Nei record, dall'inizio fino alla riga con "master-tape-button[interactable]: MASTER TAPE" inclusa, sostituisci "icon" con "symbol" e riscrivi solo quelle righe senza cambiare nient'altro.

(Elenchi delle regioni degli elementi)
┄┄┄┄┄┄┄┄┄┄┄┄┄┄┄┄┄┄┄┄
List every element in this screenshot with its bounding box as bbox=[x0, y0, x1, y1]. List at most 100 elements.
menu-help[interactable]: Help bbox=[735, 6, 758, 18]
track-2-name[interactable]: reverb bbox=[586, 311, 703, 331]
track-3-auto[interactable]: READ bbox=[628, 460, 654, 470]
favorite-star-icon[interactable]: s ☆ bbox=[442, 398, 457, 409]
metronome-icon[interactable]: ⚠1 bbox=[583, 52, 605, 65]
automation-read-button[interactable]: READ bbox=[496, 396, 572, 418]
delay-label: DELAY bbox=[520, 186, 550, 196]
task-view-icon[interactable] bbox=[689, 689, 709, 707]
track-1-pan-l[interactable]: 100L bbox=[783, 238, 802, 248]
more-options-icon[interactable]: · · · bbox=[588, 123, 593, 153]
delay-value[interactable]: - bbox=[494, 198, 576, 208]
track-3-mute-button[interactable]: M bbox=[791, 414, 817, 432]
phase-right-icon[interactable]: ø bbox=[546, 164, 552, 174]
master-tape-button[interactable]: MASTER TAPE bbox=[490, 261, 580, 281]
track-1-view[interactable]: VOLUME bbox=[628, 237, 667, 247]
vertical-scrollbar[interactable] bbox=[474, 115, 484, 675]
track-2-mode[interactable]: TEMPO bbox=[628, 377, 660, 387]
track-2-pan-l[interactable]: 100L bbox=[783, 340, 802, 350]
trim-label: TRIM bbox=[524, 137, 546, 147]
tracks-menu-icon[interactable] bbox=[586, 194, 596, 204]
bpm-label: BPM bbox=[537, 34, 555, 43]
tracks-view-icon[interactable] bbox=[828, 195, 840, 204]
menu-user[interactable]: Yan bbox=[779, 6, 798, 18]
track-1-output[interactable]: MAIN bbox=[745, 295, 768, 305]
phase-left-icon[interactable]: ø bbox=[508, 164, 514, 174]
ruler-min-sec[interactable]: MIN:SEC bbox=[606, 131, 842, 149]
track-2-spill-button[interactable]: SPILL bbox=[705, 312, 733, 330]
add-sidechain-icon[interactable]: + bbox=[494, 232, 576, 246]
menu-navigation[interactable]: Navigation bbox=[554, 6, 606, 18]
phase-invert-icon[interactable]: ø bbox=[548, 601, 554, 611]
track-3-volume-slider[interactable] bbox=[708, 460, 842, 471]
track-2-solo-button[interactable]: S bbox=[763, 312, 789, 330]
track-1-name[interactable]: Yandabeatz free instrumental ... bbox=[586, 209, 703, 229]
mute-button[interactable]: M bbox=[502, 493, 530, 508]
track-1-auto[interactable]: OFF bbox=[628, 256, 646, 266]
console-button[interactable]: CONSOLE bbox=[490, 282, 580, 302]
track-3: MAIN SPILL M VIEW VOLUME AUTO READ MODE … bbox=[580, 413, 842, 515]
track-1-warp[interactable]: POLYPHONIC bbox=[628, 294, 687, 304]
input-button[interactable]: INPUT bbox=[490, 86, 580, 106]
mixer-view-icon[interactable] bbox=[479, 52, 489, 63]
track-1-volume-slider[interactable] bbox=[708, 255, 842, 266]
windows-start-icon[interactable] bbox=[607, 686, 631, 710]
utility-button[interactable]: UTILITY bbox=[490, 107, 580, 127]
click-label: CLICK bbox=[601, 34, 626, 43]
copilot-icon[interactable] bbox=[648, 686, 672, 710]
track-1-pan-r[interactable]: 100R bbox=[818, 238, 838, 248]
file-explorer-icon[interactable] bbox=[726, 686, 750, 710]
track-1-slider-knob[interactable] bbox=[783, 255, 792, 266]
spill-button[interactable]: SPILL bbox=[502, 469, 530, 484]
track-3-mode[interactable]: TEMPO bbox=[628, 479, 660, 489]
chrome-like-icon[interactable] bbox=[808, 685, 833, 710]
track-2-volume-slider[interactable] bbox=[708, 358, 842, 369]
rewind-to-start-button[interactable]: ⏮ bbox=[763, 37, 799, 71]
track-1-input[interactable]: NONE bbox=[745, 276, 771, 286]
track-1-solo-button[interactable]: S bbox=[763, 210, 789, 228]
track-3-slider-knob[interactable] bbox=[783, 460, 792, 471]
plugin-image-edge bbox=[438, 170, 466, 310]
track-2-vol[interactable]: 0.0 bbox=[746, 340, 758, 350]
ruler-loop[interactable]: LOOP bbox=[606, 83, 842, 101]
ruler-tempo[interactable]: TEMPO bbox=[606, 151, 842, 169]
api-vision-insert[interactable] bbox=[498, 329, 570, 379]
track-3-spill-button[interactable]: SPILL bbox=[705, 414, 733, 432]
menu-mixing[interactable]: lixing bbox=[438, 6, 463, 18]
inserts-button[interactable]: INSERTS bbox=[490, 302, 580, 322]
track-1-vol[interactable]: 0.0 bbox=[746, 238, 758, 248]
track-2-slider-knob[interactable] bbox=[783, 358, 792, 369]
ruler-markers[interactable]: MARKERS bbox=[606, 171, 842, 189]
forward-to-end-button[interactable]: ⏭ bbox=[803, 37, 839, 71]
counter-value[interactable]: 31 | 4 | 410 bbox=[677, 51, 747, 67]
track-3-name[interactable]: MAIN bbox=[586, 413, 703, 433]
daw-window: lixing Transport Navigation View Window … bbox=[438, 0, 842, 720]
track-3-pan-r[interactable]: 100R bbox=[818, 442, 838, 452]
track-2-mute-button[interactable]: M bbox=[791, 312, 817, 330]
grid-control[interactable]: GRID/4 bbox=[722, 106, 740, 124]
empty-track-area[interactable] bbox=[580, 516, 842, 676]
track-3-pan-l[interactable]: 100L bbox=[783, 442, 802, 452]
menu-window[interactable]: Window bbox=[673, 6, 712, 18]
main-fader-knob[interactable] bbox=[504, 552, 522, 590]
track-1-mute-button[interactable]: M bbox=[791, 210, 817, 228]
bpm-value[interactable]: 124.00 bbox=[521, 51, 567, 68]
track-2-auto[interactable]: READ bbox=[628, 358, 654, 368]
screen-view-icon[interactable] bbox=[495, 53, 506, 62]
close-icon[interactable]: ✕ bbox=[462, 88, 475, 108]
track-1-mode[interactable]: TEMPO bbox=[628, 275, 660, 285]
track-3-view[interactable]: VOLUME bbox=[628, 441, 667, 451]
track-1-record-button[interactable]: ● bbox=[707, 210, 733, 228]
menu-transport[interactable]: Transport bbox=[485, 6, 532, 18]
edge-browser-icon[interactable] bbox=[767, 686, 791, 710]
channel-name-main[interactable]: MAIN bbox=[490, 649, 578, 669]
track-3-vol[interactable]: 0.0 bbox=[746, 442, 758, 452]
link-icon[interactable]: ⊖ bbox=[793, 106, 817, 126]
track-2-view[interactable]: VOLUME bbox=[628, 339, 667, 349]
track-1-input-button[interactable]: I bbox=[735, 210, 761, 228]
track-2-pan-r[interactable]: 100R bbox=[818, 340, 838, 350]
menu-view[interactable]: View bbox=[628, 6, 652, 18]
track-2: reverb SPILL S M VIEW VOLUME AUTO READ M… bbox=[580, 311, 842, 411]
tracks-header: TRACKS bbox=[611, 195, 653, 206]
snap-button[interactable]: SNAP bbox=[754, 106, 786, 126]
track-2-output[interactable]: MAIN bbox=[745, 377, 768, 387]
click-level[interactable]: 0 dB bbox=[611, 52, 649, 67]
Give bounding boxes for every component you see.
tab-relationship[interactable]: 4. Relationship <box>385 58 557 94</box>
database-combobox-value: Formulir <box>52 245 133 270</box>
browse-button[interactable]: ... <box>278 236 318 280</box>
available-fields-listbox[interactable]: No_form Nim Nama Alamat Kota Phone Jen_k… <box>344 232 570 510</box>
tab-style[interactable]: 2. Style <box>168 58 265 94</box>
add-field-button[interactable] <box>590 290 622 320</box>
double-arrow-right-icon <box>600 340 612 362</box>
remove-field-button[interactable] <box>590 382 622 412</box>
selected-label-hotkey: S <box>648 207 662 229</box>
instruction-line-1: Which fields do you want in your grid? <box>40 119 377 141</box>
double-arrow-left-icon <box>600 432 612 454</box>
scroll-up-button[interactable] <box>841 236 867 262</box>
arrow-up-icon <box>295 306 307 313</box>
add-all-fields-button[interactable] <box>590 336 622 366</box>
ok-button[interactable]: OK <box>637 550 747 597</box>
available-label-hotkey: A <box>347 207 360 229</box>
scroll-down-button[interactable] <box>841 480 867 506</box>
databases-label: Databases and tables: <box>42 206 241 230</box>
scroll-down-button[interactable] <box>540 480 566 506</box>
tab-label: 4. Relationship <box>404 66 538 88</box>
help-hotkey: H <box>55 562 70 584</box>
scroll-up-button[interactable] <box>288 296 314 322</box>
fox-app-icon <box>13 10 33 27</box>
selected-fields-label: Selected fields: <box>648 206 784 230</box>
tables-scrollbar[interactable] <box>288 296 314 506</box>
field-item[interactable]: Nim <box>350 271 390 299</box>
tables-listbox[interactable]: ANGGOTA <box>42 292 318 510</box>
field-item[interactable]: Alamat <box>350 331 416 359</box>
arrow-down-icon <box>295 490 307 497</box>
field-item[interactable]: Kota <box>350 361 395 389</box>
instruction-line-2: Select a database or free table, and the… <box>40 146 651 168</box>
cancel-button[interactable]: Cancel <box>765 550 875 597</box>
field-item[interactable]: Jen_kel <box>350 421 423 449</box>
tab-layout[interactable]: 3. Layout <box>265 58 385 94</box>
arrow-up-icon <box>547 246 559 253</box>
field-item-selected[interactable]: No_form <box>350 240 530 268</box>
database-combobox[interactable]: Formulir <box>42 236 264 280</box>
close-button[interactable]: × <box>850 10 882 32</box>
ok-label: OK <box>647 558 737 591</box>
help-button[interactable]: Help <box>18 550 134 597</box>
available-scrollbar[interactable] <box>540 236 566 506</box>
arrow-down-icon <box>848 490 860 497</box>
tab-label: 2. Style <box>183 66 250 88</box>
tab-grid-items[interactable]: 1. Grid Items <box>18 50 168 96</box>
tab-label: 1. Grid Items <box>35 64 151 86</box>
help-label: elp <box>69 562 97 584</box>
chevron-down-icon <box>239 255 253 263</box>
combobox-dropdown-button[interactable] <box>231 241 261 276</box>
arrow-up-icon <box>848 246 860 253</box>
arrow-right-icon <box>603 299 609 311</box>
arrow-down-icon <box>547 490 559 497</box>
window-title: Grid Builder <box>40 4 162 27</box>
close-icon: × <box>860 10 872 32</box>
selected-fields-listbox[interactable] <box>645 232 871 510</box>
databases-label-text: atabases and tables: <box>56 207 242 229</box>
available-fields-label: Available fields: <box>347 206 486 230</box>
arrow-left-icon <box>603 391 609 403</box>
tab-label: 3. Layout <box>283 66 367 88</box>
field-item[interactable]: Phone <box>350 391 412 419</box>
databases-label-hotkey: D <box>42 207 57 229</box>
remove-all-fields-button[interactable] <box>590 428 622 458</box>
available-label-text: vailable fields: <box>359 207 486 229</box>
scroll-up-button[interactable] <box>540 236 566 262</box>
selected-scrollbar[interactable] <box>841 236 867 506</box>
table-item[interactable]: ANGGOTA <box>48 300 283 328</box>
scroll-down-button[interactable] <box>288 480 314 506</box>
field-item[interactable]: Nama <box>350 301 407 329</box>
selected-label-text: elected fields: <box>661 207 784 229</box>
┄┄┄┄┄┄┄┄┄┄┄┄┄┄┄┄┄┄┄┄
## Soluzione esercizio
List every element in this screenshot with its bounding box as bbox=[x0, y0, x1, y1]. List at most 100 elements.
menu-help[interactable]: Help bbox=[735, 6, 758, 18]
track-2-name[interactable]: reverb bbox=[586, 311, 703, 331]
track-3-auto[interactable]: READ bbox=[628, 460, 654, 470]
favorite-star-symbol[interactable]: s ☆ bbox=[442, 398, 457, 409]
metronome-symbol[interactable]: ⚠1 bbox=[583, 52, 605, 65]
automation-read-button[interactable]: READ bbox=[496, 396, 572, 418]
delay-label: DELAY bbox=[520, 186, 550, 196]
task-view-symbol[interactable] bbox=[689, 689, 709, 707]
track-1-pan-l[interactable]: 100L bbox=[783, 238, 802, 248]
more-options-symbol[interactable]: · · · bbox=[588, 123, 593, 153]
delay-value[interactable]: - bbox=[494, 198, 576, 208]
track-3-mute-button[interactable]: M bbox=[791, 414, 817, 432]
phase-right-symbol[interactable]: ø bbox=[546, 164, 552, 174]
master-tape-button[interactable]: MASTER TAPE bbox=[490, 261, 580, 281]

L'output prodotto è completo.